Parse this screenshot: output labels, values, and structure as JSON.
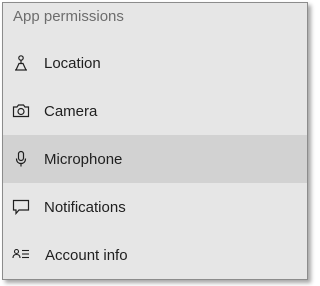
{
  "panel": {
    "header": "App permissions",
    "items": [
      {
        "label": "Location",
        "icon": "location-icon",
        "selected": false
      },
      {
        "label": "Camera",
        "icon": "camera-icon",
        "selected": false
      },
      {
        "label": "Microphone",
        "icon": "microphone-icon",
        "selected": true
      },
      {
        "label": "Notifications",
        "icon": "notifications-icon",
        "selected": false
      },
      {
        "label": "Account info",
        "icon": "account-info-icon",
        "selected": false
      }
    ]
  },
  "colors": {
    "background": "#e6e6e6",
    "selected_background": "#d2d2d2",
    "header_text": "#6d6d6d",
    "item_text": "#1f1f1f"
  }
}
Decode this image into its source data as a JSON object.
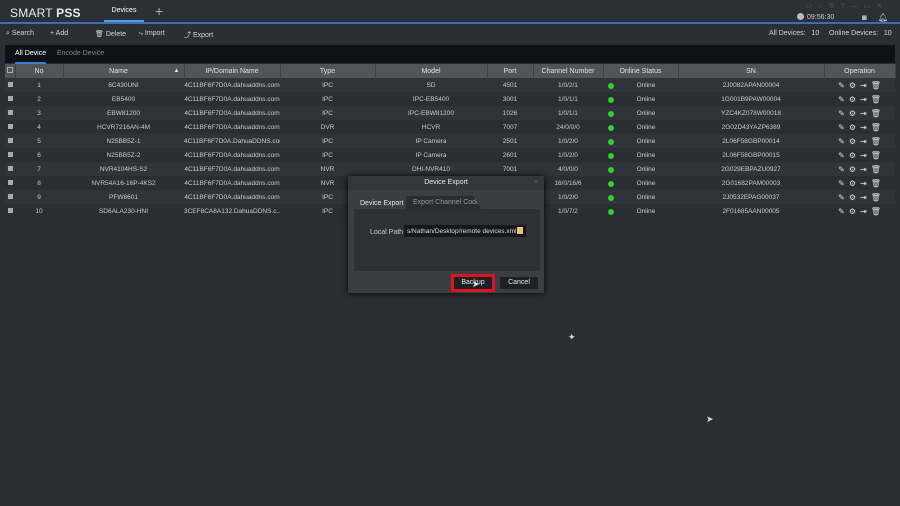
{
  "app": {
    "logo_light": "SMART ",
    "logo_bold": "PSS",
    "tab": "Devices",
    "add_tab": "+",
    "time": "09:56:30"
  },
  "toolbar": {
    "search": "Search",
    "add": "+ Add",
    "delete": "Delete",
    "import": "Import",
    "export": "Export",
    "all_devices_label": "All Devices:",
    "all_devices": "10",
    "online_devices_label": "Online Devices:",
    "online_devices": "10"
  },
  "device_tabs": [
    "All Device",
    "Encode Device"
  ],
  "table": {
    "columns": [
      "No",
      "Name",
      "IP/Domain Name",
      "Type",
      "Model",
      "Port",
      "Channel Number",
      "Online Status",
      "SN",
      "Operation"
    ],
    "status_color": "#2fd02f",
    "rows": [
      [
        "1",
        "6C430UNI",
        "4C11BF6F7D0A.dahuaddns.com",
        "IPC",
        "SD",
        "4501",
        "1/0/2/1",
        "Online",
        "2J0082APAN00004"
      ],
      [
        "2",
        "EB5400",
        "4C11BF6F7D0A.dahuaddns.com",
        "IPC",
        "IPC-EB5400",
        "3001",
        "1/0/1/1",
        "Online",
        "1G001B9PAW00004"
      ],
      [
        "3",
        "EBW81200",
        "4C11BF6F7D0A.dahuaddns.com",
        "IPC",
        "IPC-EBW81200",
        "1026",
        "1/0/1/1",
        "Online",
        "YZC4KZ078W00018"
      ],
      [
        "4",
        "HCVR7216AN-4M",
        "4C11BF6F7D0A.dahuaddns.com",
        "DVR",
        "HCVR",
        "7007",
        "24/0/0/0",
        "Online",
        "2G02D43YAZP6389"
      ],
      [
        "5",
        "N25BB5Z-1",
        "4C11BF6F7D0A.DahuaDDNS.com",
        "IPC",
        "IP Camera",
        "2501",
        "1/0/2/0",
        "Online",
        "2L06F58GBP00014"
      ],
      [
        "6",
        "N25BB5Z-2",
        "4C11BF6F7D0A.dahuaddns.com",
        "IPC",
        "IP Camera",
        "2601",
        "1/0/2/0",
        "Online",
        "2L06F58GBP00015"
      ],
      [
        "7",
        "NVR4104HS-S2",
        "4C11BF6F7D0A.dahuaddns.com",
        "NVR",
        "DHI-NVR410",
        "7001",
        "4/0/0/0",
        "Online",
        "2G029EBPAZU0927"
      ],
      [
        "8",
        "NVR54A16-16P-4KS2",
        "4C11BF6F7D0A.dahuaddns.com",
        "NVR",
        "",
        "",
        "16/0/16/6",
        "Online",
        "2G01682PAM00003"
      ],
      [
        "9",
        "PFW8601",
        "4C11BF6F7D0A.dahuaddns.com",
        "IPC",
        "",
        "",
        "1/0/2/0",
        "Online",
        "2J0532EPAG00037"
      ],
      [
        "10",
        "SD6ALA230-HNI",
        "3CEF8CA8A132.DahuaDDNS.c...",
        "IPC",
        "",
        "",
        "1/0/7/2",
        "Online",
        "2F01685AAN00005"
      ]
    ]
  },
  "dialog": {
    "title": "Device Export",
    "tab_active": "Device Export",
    "tab_inactive": "Export Channel Code",
    "local_path_label": "Local Path",
    "local_path": "s/Nathan/Desktop/remote devices.xml",
    "backup": "Backup",
    "cancel": "Cancel",
    "close": "×"
  }
}
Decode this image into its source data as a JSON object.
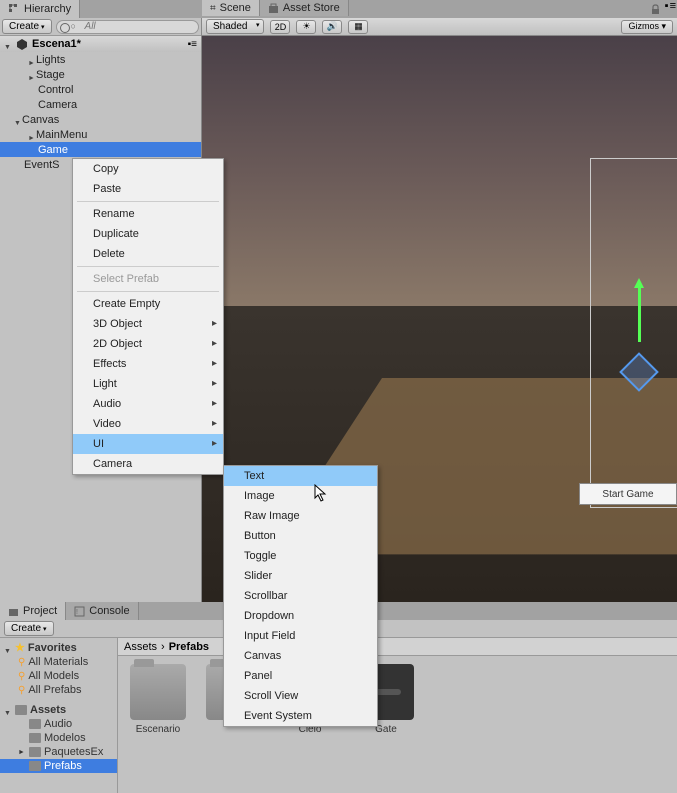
{
  "tabs": {
    "hierarchy": "Hierarchy",
    "scene": "Scene",
    "asset_store": "Asset Store",
    "project": "Project",
    "console": "Console"
  },
  "hierarchy": {
    "create": "Create",
    "search_placeholder": "All",
    "scene_name": "Escena1*",
    "items": [
      {
        "label": "Lights",
        "indent": 1,
        "arrow": "right"
      },
      {
        "label": "Stage",
        "indent": 1,
        "arrow": "right"
      },
      {
        "label": "Control",
        "indent": 1,
        "arrow": "none"
      },
      {
        "label": "Camera",
        "indent": 1,
        "arrow": "none"
      },
      {
        "label": "Canvas",
        "indent": 0,
        "arrow": "down"
      },
      {
        "label": "MainMenu",
        "indent": 1,
        "arrow": "right"
      },
      {
        "label": "Game",
        "indent": 1,
        "arrow": "none",
        "selected": true
      },
      {
        "label": "EventSystem",
        "indent": 0,
        "arrow": "none",
        "sub": "EventS"
      }
    ]
  },
  "scene_toolbar": {
    "shaded": "Shaded",
    "twod": "2D"
  },
  "scene": {
    "start_game_btn": "Start Game"
  },
  "context_menu": {
    "items": [
      {
        "label": "Copy"
      },
      {
        "label": "Paste"
      },
      {
        "sep": true
      },
      {
        "label": "Rename"
      },
      {
        "label": "Duplicate"
      },
      {
        "label": "Delete"
      },
      {
        "sep": true
      },
      {
        "label": "Select Prefab",
        "disabled": true
      },
      {
        "sep": true
      },
      {
        "label": "Create Empty"
      },
      {
        "label": "3D Object",
        "sub": true
      },
      {
        "label": "2D Object",
        "sub": true
      },
      {
        "label": "Effects",
        "sub": true
      },
      {
        "label": "Light",
        "sub": true
      },
      {
        "label": "Audio",
        "sub": true
      },
      {
        "label": "Video",
        "sub": true
      },
      {
        "label": "UI",
        "sub": true,
        "highlighted": true
      },
      {
        "label": "Camera"
      }
    ]
  },
  "submenu": {
    "items": [
      {
        "label": "Text",
        "highlighted": true
      },
      {
        "label": "Image"
      },
      {
        "label": "Raw Image"
      },
      {
        "label": "Button"
      },
      {
        "label": "Toggle"
      },
      {
        "label": "Slider"
      },
      {
        "label": "Scrollbar"
      },
      {
        "label": "Dropdown"
      },
      {
        "label": "Input Field"
      },
      {
        "label": "Canvas"
      },
      {
        "label": "Panel"
      },
      {
        "label": "Scroll View"
      },
      {
        "label": "Event System"
      }
    ]
  },
  "project": {
    "create": "Create",
    "favorites": "Favorites",
    "fav_items": [
      "All Materials",
      "All Models",
      "All Prefabs"
    ],
    "assets_root": "Assets",
    "asset_folders": [
      "Audio",
      "Modelos",
      "PaquetesEx",
      "Prefabs"
    ],
    "breadcrumb": [
      "Assets",
      "Prefabs"
    ],
    "grid_items": [
      {
        "label": "Escenario",
        "type": "folder"
      },
      {
        "label": "",
        "type": "folder"
      },
      {
        "label": "Cielo",
        "type": "img1"
      },
      {
        "label": "Gate",
        "type": "img2"
      }
    ]
  }
}
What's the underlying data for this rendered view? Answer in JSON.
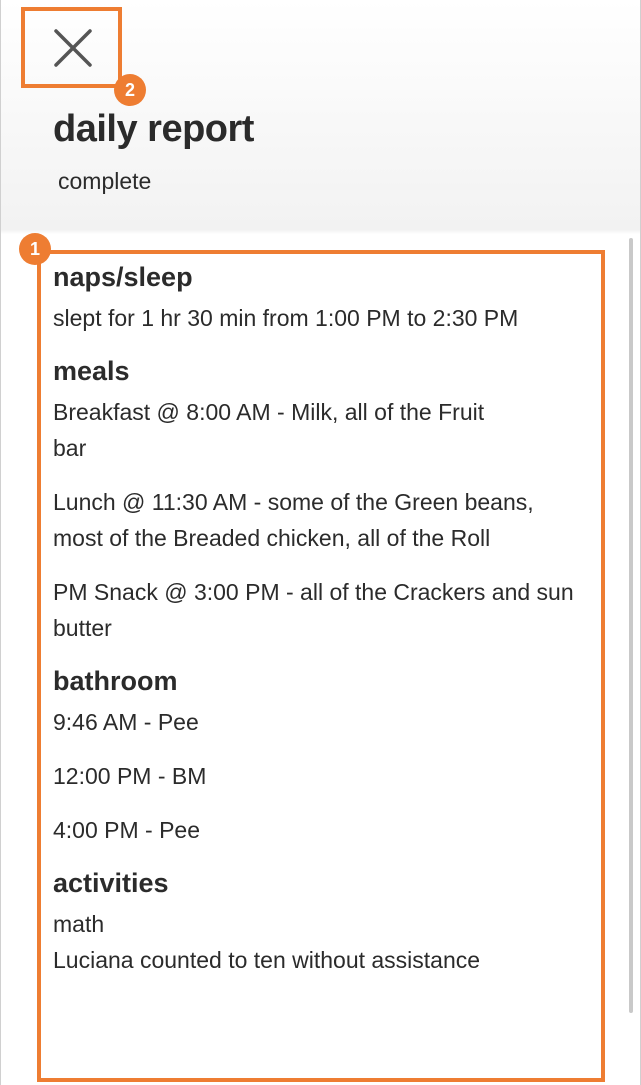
{
  "header": {
    "title": "daily report",
    "status": "complete",
    "close_icon": "close-icon"
  },
  "annotations": {
    "content_badge": "1",
    "close_badge": "2",
    "highlight_color": "#ee7d32"
  },
  "report": {
    "sections": [
      {
        "title": "naps/sleep",
        "entries": [
          "slept for 1 hr 30 min from 1:00 PM to 2:30 PM"
        ]
      },
      {
        "title": "meals",
        "entries": [
          "Breakfast @ 8:00 AM - Milk, all of the Fruit bar",
          "Lunch @ 11:30 AM - some of the Green beans, most of the Breaded chicken, all of the Roll",
          "PM Snack @ 3:00 PM - all of the Crackers and sun butter"
        ]
      },
      {
        "title": "bathroom",
        "entries": [
          "9:46 AM - Pee",
          "12:00 PM - BM",
          "4:00 PM - Pee"
        ]
      },
      {
        "title": "activities",
        "entries": [
          "math",
          "Luciana counted to ten without assistance"
        ]
      }
    ]
  }
}
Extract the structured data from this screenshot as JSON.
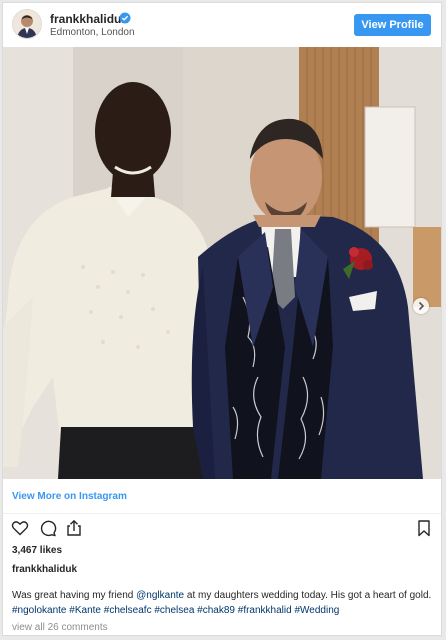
{
  "header": {
    "username": "frankkhaliduk",
    "location": "Edmonton, London",
    "view_profile_label": "View Profile",
    "avatar_icon": "profile-avatar",
    "verified_icon": "verified-badge-icon"
  },
  "post": {
    "carousel_next_icon": "chevron-right-icon",
    "view_more_label": "View More on Instagram",
    "likes": "3,467 likes",
    "caption_user": "frankkhaliduk",
    "caption_parts": [
      {
        "text": "Was great having my friend ",
        "tag": false
      },
      {
        "text": "@nglkante",
        "tag": true
      },
      {
        "text": " at my daughters wedding today. His got a heart of gold. ",
        "tag": false
      },
      {
        "text": "#ngolokante",
        "tag": true
      },
      {
        "text": " ",
        "tag": false
      },
      {
        "text": "#Kante",
        "tag": true
      },
      {
        "text": " ",
        "tag": false
      },
      {
        "text": "#chelseafc",
        "tag": true
      },
      {
        "text": " ",
        "tag": false
      },
      {
        "text": "#chelsea",
        "tag": true
      },
      {
        "text": " ",
        "tag": false
      },
      {
        "text": "#chak89",
        "tag": true
      },
      {
        "text": " ",
        "tag": false
      },
      {
        "text": "#frankkhalid",
        "tag": true
      },
      {
        "text": " ",
        "tag": false
      },
      {
        "text": "#Wedding",
        "tag": true
      }
    ],
    "view_comments": "view all 26 comments"
  },
  "actions": {
    "like_icon": "heart-icon",
    "comment_icon": "comment-icon",
    "share_icon": "share-icon",
    "save_icon": "bookmark-icon"
  },
  "colors": {
    "accent": "#3897f0",
    "hashtag": "#00376b",
    "muted": "#8e8e8e"
  }
}
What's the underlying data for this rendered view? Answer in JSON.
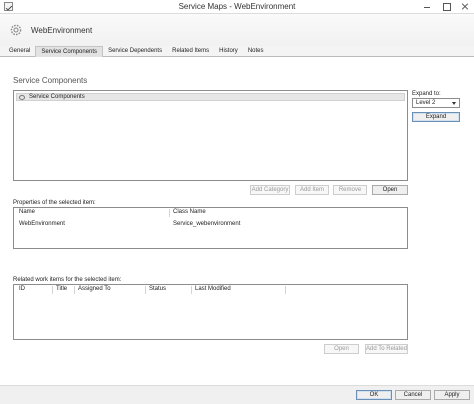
{
  "window": {
    "title": "Service Maps - WebEnvironment"
  },
  "header": {
    "title": "WebEnvironment"
  },
  "tabs": [
    {
      "label": "General"
    },
    {
      "label": "Service Components"
    },
    {
      "label": "Service Dependents"
    },
    {
      "label": "Related Items"
    },
    {
      "label": "History"
    },
    {
      "label": "Notes"
    }
  ],
  "service_components": {
    "heading": "Service Components",
    "tree": [
      {
        "label": "Service Components"
      }
    ],
    "expand_to_label": "Expand to:",
    "expand_level": "Level 2",
    "expand_button": "Expand",
    "buttons": {
      "add_category": "Add Category",
      "add_item": "Add Item",
      "remove": "Remove",
      "open": "Open"
    }
  },
  "properties": {
    "label": "Properties of the selected item:",
    "columns": [
      "Name",
      "Class Name"
    ],
    "rows": [
      [
        "WebEnvironment",
        "Service_webenvironment"
      ]
    ]
  },
  "related_work_items": {
    "label": "Related work items for the selected item:",
    "columns": [
      "ID",
      "Title",
      "Assigned To",
      "Status",
      "Last Modified"
    ],
    "buttons": {
      "open": "Open",
      "add_to_related": "Add To Related"
    }
  },
  "footer": {
    "ok": "OK",
    "cancel": "Cancel",
    "apply": "Apply"
  }
}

----------

# Request
Check each line of the entries above for the word "Export". List the ones that have it.

# Solution
    "export": "Export",
    "title": "Device Export",
    "tab_active": "Device Export",
    "tab_inactive": "Export Channel Code",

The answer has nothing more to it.